◆ **WHAT IS ASKED**
Retype the complete listing exactly as it appears.
--------------------------------
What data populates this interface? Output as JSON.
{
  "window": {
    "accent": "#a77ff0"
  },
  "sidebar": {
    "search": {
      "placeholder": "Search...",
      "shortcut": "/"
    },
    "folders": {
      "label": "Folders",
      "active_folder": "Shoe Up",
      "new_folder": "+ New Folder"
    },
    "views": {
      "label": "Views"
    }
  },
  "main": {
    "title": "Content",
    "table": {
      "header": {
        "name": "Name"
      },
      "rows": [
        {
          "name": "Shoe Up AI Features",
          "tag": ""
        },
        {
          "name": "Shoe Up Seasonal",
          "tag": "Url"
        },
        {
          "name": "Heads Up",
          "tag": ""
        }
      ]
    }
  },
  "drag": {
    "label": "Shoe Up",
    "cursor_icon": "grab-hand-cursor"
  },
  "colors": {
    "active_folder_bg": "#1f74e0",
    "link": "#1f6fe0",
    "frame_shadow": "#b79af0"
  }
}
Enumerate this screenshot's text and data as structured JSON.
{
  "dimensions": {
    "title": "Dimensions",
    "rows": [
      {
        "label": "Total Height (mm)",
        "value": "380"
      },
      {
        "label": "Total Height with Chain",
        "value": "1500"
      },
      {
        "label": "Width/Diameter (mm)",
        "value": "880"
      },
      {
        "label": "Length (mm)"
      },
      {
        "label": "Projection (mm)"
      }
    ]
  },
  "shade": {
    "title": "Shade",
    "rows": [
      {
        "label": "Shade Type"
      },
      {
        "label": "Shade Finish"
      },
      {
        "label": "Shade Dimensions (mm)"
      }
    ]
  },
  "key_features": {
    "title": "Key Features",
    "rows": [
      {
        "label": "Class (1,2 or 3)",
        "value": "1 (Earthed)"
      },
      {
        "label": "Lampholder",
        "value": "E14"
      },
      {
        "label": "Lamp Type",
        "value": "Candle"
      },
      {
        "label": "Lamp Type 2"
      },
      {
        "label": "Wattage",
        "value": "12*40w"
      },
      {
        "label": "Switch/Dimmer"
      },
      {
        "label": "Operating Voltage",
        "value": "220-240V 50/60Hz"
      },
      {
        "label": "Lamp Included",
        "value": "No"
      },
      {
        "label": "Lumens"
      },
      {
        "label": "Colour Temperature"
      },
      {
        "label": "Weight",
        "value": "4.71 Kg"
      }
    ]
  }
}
--------------------------------
◆ **SOLUTION TO THE PROBLEM**
What data populates this interface? Output as JSON.
{
  "window": {
    "accent": "#a77ff0"
  },
  "sidebar": {
    "search": {
      "placeholder": "Search...",
      "shortcut": "/"
    },
    "folders": {
      "label": "Folders",
      "active_folder": "Shoe Up",
      "new_folder": "+ New Folder"
    },
    "views": {
      "label": "Views"
    }
  },
  "main": {
    "title": "Content",
    "table": {
      "header": {
        "name": "Name"
      },
      "rows": [
        {
          "name": "Shoe Up AI Features",
          "tag": ""
        },
        {
          "name": "Shoe Up Seasonal",
          "tag": "Url"
        },
        {
          "name": "Heads Up",
          "tag": ""
        }
      ]
    }
  },
  "drag": {
    "label": "Shoe Up",
    "cursor_icon": "grab-hand-cursor"
  },
  "colors": {
    "active_folder_bg": "#1f74e0",
    "link": "#1f6fe0",
    "frame_shadow": "#b79af0"
  }
}
Enumerate this screenshot's text and data as structured JSON.
{
  "dimensions": {
    "title": "Dimensions",
    "rows": [
      {
        "label": "Total Height (mm)",
        "value": "380"
      },
      {
        "label": "Total Height with Chain",
        "value": "1500"
      },
      {
        "label": "Width/Diameter (mm)",
        "value": "880"
      },
      {
        "label": "Length (mm)"
      },
      {
        "label": "Projection (mm)"
      }
    ]
  },
  "shade": {
    "title": "Shade",
    "rows": [
      {
        "label": "Shade Type"
      },
      {
        "label": "Shade Finish"
      },
      {
        "label": "Shade Dimensions (mm)"
      }
    ]
  },
  "key_features": {
    "title": "Key Features",
    "rows": [
      {
        "label": "Class (1,2 or 3)",
        "value": "1 (Earthed)"
      },
      {
        "label": "Lampholder",
        "value": "E14"
      },
      {
        "label": "Lamp Type",
        "value": "Candle"
      },
      {
        "label": "Lamp Type 2"
      },
      {
        "label": "Wattage",
        "value": "12*40w"
      },
      {
        "label": "Switch/Dimmer"
      },
      {
        "label": "Operating Voltage",
        "value": "220-240V 50/60Hz"
      },
      {
        "label": "Lamp Included",
        "value": "No"
      },
      {
        "label": "Lumens"
      },
      {
        "label": "Colour Temperature"
      },
      {
        "label": "Weight",
        "value": "4.71 Kg"
      }
    ]
  }
}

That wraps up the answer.